— Data for this task —
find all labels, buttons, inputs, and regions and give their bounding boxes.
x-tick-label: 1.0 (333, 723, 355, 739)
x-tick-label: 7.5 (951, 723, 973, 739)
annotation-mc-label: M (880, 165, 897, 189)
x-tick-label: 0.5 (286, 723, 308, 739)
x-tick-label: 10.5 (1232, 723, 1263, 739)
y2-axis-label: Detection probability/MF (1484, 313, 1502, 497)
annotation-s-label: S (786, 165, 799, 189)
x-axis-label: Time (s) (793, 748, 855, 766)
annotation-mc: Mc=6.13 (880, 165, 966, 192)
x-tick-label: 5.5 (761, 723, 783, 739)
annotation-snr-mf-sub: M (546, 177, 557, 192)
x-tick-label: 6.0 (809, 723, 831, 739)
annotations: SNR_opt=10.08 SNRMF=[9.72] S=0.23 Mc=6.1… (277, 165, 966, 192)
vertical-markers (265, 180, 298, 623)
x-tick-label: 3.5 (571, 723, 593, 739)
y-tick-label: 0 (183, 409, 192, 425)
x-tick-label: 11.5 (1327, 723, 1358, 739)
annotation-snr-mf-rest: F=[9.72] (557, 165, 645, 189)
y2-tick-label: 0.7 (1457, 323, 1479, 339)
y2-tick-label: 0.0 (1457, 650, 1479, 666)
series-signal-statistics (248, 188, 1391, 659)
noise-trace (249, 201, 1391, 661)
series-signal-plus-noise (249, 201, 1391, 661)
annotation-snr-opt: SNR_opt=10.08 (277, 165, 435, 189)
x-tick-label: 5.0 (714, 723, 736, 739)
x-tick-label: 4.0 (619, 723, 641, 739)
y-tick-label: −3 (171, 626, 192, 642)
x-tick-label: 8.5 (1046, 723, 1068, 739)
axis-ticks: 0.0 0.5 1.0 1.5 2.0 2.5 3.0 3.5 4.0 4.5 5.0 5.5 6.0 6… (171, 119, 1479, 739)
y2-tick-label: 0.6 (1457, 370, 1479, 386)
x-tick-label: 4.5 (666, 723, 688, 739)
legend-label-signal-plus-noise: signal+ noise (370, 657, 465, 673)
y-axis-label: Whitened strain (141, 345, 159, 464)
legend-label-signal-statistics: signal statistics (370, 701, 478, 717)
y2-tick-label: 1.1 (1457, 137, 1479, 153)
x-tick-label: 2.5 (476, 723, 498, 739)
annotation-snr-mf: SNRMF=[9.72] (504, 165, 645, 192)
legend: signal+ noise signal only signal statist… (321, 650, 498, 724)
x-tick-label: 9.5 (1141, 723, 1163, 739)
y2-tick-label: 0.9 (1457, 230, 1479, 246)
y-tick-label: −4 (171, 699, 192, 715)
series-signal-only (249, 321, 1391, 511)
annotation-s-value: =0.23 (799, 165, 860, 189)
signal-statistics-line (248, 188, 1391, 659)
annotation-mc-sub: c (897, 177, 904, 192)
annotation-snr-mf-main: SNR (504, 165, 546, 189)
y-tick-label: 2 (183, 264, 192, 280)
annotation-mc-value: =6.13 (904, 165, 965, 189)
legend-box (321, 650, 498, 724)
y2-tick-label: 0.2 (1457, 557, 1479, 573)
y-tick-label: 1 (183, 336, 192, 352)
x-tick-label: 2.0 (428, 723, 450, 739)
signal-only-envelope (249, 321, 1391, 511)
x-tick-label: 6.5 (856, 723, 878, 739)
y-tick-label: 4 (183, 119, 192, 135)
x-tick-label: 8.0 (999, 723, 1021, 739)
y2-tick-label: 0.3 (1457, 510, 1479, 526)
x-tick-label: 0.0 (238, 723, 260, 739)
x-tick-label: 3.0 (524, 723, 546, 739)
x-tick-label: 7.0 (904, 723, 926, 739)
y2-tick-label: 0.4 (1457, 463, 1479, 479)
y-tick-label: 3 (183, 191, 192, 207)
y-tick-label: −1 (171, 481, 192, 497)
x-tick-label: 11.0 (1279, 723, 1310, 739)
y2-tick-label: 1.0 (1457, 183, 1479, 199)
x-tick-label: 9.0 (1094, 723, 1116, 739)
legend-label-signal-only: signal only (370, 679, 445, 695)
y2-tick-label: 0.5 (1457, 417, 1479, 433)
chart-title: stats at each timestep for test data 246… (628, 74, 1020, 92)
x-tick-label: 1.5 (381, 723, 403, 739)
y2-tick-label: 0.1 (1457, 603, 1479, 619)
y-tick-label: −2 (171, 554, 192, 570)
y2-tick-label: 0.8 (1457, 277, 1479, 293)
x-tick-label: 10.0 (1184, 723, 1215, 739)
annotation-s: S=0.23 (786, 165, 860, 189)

— Stated goal —
Find every line in the entries above that contains the string "SNRMF", and copy each one. Case counts.

— Output for this exercise —
annotations: SNR_opt=10.08 SNRMF=[9.72] S=0.23 Mc=6.1… (277, 165, 966, 192)
annotation-snr-mf: SNRMF=[9.72] (504, 165, 645, 192)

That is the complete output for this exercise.